_TASK REQUIREMENTS_
Repeat the entries that follow verbatim, without any of their pictures.

_DATASET_
---
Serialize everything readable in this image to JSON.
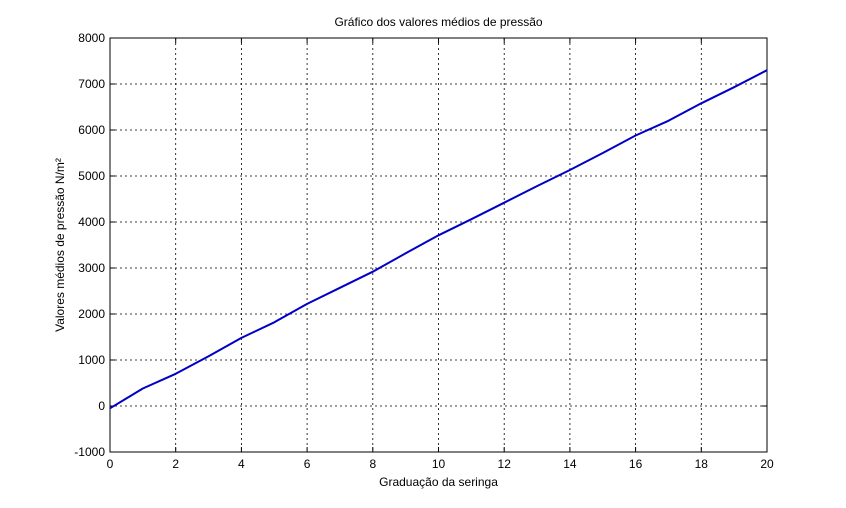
{
  "chart_data": {
    "type": "line",
    "title": "Gráfico dos valores médios de pressão",
    "xlabel": "Graduação da seringa",
    "ylabel": "Valores médios de pressão N/m²",
    "xlim": [
      0,
      20
    ],
    "ylim": [
      -1000,
      8000
    ],
    "xticks": [
      0,
      2,
      4,
      6,
      8,
      10,
      12,
      14,
      16,
      18,
      20
    ],
    "yticks": [
      -1000,
      0,
      1000,
      2000,
      3000,
      4000,
      5000,
      6000,
      7000,
      8000
    ],
    "grid": true,
    "series": [
      {
        "color": "#0000c8",
        "x": [
          0,
          1,
          2,
          3,
          4,
          5,
          6,
          7,
          8,
          9,
          10,
          11,
          12,
          13,
          14,
          15,
          16,
          17,
          18,
          19,
          20
        ],
        "y": [
          -50,
          380,
          700,
          1080,
          1480,
          1820,
          2220,
          2570,
          2920,
          3320,
          3710,
          4060,
          4420,
          4780,
          5130,
          5500,
          5880,
          6200,
          6580,
          6930,
          7300
        ]
      }
    ]
  }
}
---
_THE RESULT_
Serialize everything readable in this image to JSON.
{
  "chart_data": {
    "type": "line",
    "title": "Gráfico dos valores médios de pressão",
    "xlabel": "Graduação da seringa",
    "ylabel": "Valores médios de pressão N/m²",
    "xlim": [
      0,
      20
    ],
    "ylim": [
      -1000,
      8000
    ],
    "xticks": [
      0,
      2,
      4,
      6,
      8,
      10,
      12,
      14,
      16,
      18,
      20
    ],
    "yticks": [
      -1000,
      0,
      1000,
      2000,
      3000,
      4000,
      5000,
      6000,
      7000,
      8000
    ],
    "grid": true,
    "series": [
      {
        "color": "#0000c8",
        "x": [
          0,
          1,
          2,
          3,
          4,
          5,
          6,
          7,
          8,
          9,
          10,
          11,
          12,
          13,
          14,
          15,
          16,
          17,
          18,
          19,
          20
        ],
        "y": [
          -50,
          380,
          700,
          1080,
          1480,
          1820,
          2220,
          2570,
          2920,
          3320,
          3710,
          4060,
          4420,
          4780,
          5130,
          5500,
          5880,
          6200,
          6580,
          6930,
          7300
        ]
      }
    ]
  }
}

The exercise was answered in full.